Gather all lines with the word "thus" in them.

* Supplied data
══════
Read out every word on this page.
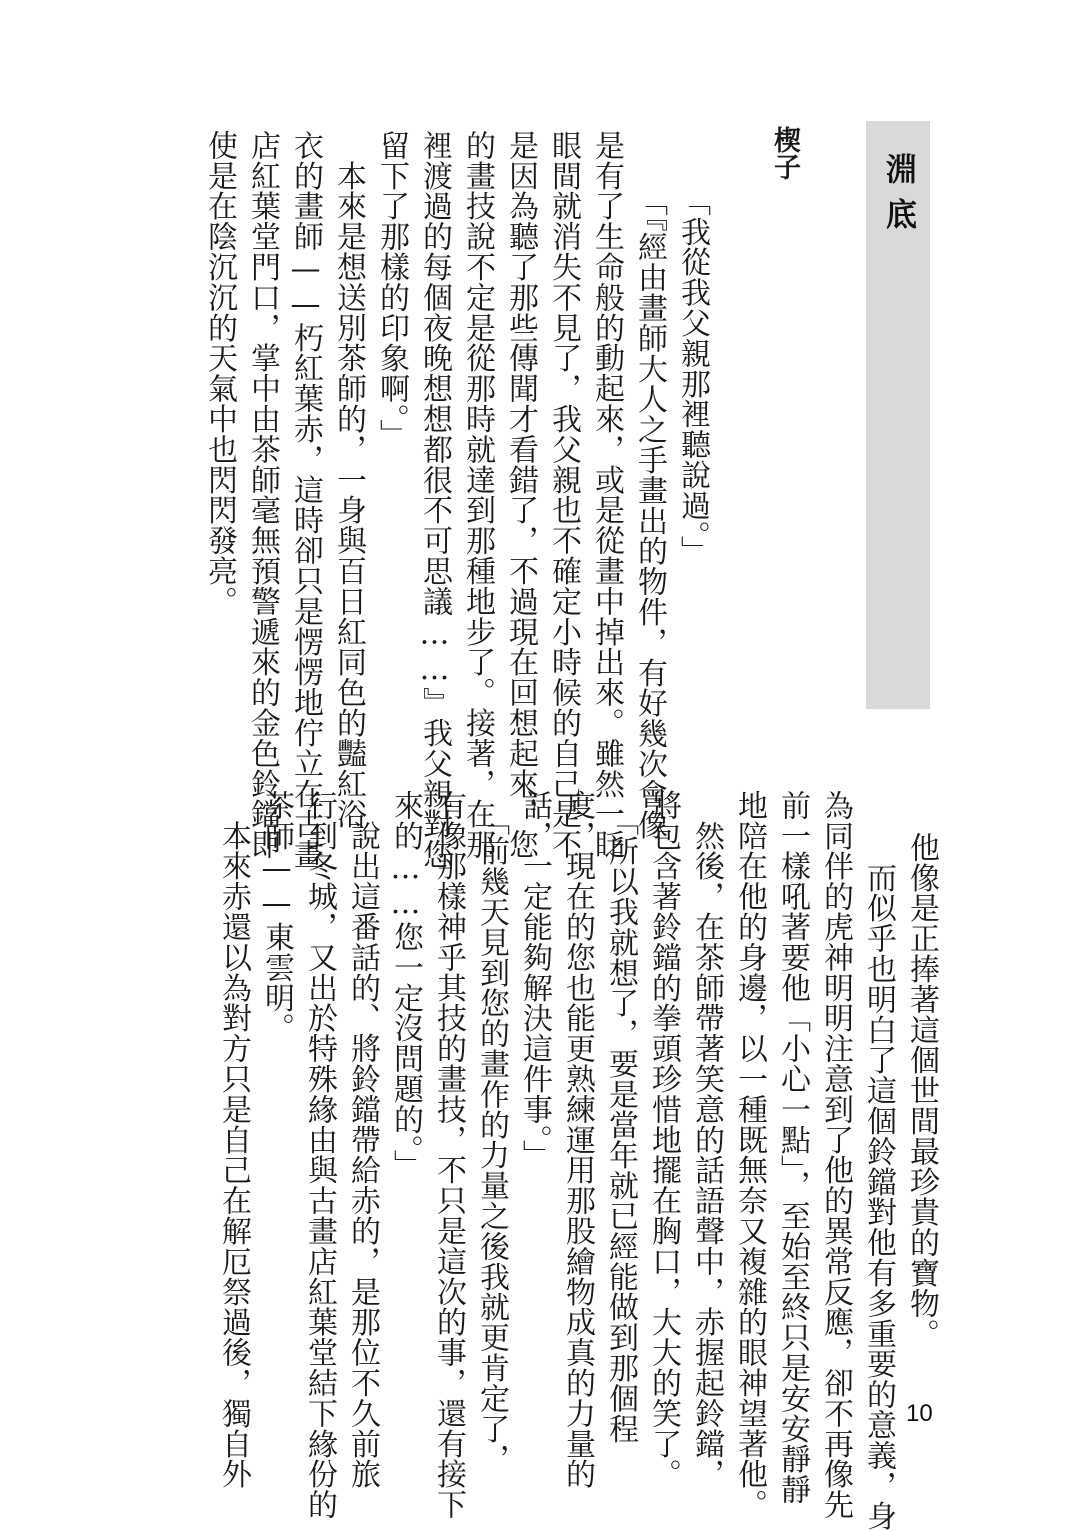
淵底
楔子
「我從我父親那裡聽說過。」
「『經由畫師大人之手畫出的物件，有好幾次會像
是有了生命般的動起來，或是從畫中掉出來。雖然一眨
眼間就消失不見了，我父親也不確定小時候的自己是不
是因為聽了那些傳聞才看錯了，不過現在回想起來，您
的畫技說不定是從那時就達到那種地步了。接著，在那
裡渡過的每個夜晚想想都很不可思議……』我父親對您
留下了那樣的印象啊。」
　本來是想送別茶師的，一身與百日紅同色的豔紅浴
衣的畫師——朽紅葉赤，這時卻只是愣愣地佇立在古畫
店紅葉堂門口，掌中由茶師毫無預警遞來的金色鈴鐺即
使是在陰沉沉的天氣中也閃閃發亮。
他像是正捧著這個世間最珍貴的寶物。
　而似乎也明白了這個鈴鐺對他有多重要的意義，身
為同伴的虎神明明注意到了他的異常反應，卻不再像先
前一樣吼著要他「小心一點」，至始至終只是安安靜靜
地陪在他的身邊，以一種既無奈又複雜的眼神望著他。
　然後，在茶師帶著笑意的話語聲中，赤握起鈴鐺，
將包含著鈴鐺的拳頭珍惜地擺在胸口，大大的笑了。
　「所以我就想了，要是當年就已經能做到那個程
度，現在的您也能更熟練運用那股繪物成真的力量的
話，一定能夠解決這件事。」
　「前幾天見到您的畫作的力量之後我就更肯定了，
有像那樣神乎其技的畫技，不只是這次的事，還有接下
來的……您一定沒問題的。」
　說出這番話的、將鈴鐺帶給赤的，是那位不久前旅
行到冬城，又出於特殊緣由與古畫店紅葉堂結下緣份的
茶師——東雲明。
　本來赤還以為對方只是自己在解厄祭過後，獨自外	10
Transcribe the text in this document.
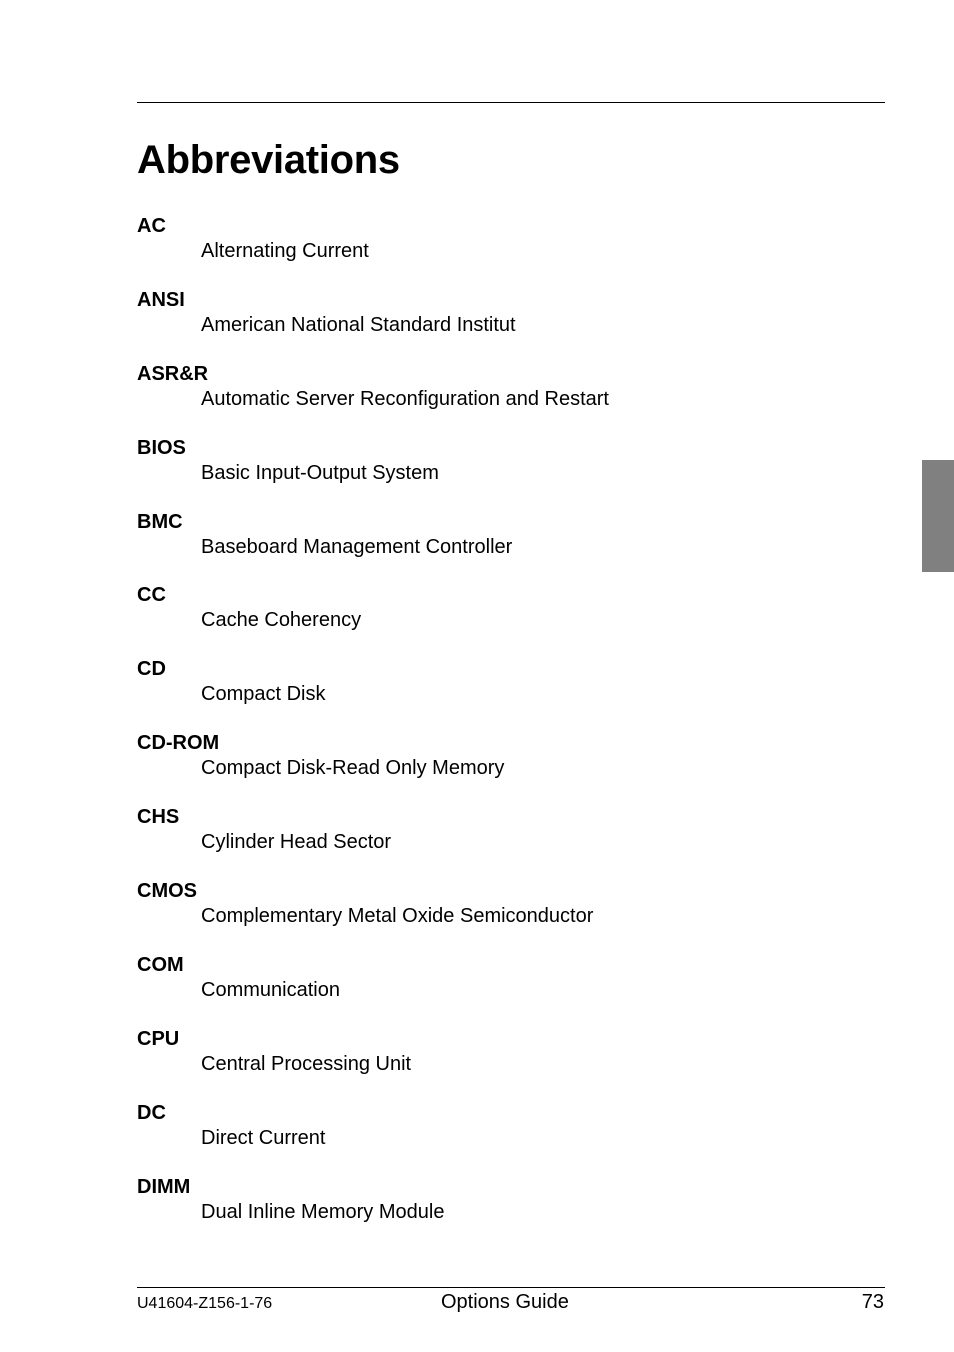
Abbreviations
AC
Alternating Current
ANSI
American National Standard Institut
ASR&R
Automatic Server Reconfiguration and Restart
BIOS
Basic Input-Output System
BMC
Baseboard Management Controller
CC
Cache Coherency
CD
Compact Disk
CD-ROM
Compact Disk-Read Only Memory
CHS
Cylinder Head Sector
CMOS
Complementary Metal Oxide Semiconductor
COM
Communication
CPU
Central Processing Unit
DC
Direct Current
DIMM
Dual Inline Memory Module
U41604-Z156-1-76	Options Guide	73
══════
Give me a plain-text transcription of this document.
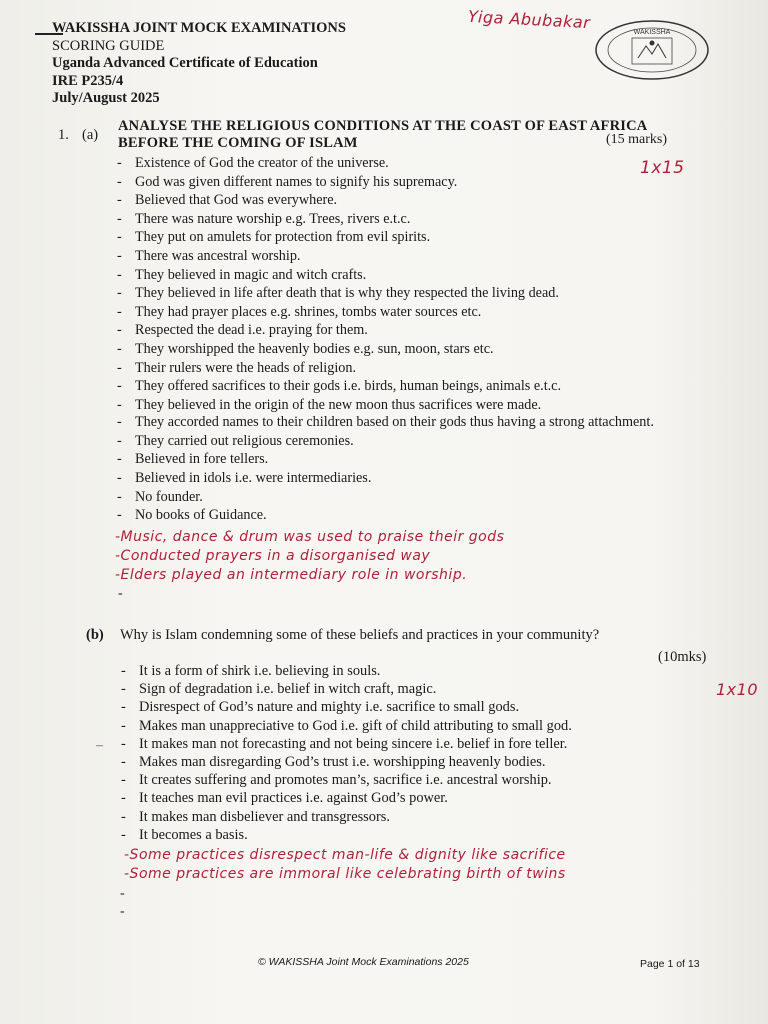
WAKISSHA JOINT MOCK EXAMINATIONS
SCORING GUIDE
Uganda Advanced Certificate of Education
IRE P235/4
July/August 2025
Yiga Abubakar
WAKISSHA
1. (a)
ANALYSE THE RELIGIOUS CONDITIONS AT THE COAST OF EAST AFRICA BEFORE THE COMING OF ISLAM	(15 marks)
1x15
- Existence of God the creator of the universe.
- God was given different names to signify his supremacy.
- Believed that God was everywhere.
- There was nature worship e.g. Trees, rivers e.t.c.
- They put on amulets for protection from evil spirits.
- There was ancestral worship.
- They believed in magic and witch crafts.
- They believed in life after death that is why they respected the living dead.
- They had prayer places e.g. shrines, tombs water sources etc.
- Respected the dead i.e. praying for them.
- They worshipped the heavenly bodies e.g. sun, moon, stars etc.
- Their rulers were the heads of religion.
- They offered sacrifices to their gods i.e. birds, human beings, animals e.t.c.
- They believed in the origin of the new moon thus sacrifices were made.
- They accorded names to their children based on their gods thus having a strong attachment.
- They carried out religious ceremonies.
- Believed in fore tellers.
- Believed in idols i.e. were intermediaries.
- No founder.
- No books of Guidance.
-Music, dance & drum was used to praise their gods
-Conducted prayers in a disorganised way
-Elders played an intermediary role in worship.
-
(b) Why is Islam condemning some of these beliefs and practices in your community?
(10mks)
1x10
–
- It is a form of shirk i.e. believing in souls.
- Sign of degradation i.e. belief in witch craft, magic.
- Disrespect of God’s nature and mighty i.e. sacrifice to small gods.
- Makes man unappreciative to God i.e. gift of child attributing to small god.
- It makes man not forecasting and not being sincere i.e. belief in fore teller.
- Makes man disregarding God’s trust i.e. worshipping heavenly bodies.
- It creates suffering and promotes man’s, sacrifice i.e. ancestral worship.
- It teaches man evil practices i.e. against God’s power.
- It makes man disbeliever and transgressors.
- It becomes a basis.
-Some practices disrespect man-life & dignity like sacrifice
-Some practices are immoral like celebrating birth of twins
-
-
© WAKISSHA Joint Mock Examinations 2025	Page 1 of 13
══════
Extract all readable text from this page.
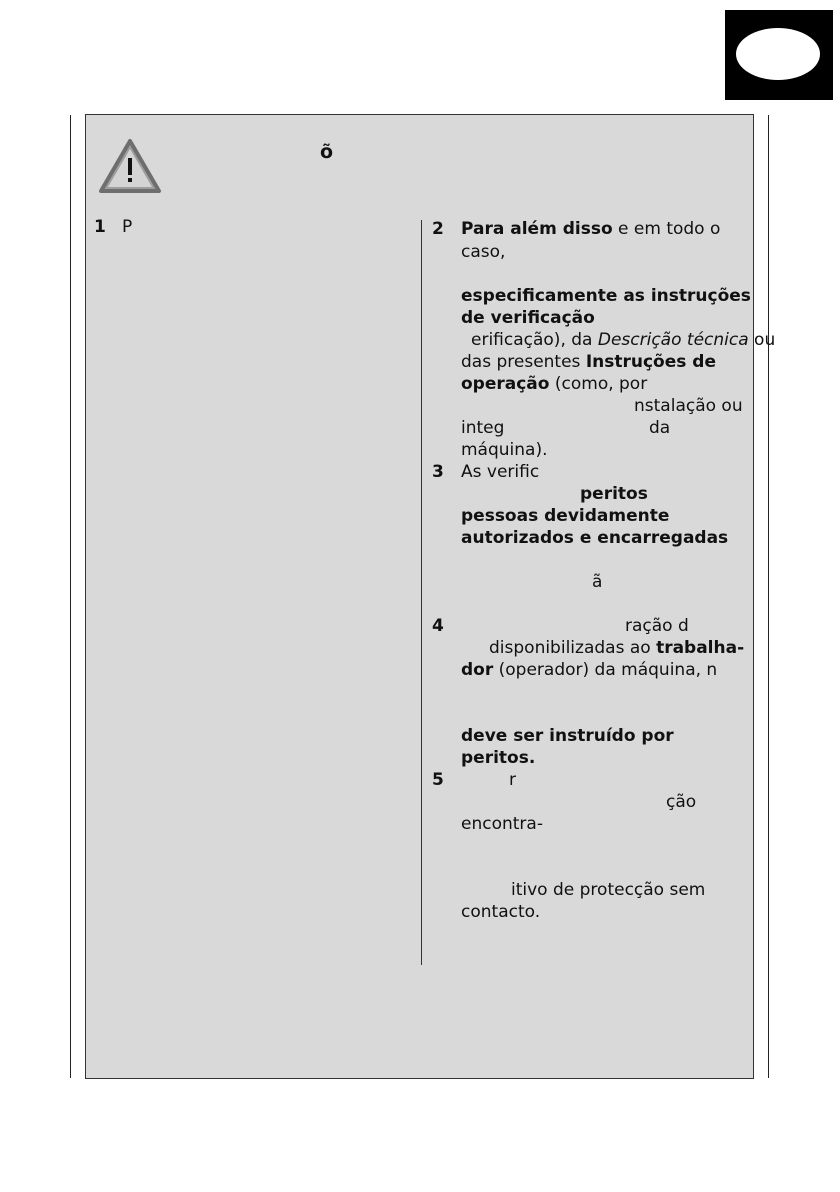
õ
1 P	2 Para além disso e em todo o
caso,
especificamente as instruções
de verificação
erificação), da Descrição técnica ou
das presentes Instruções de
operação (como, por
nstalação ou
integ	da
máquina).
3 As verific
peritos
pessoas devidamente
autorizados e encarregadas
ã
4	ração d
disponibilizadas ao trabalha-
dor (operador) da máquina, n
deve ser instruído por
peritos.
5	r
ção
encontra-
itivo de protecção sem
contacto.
══════
* Task result
- They believed in the origin of the new moon thus sacrifices were made.
- They accorded names to their children based on their gods thus having a strong attachment.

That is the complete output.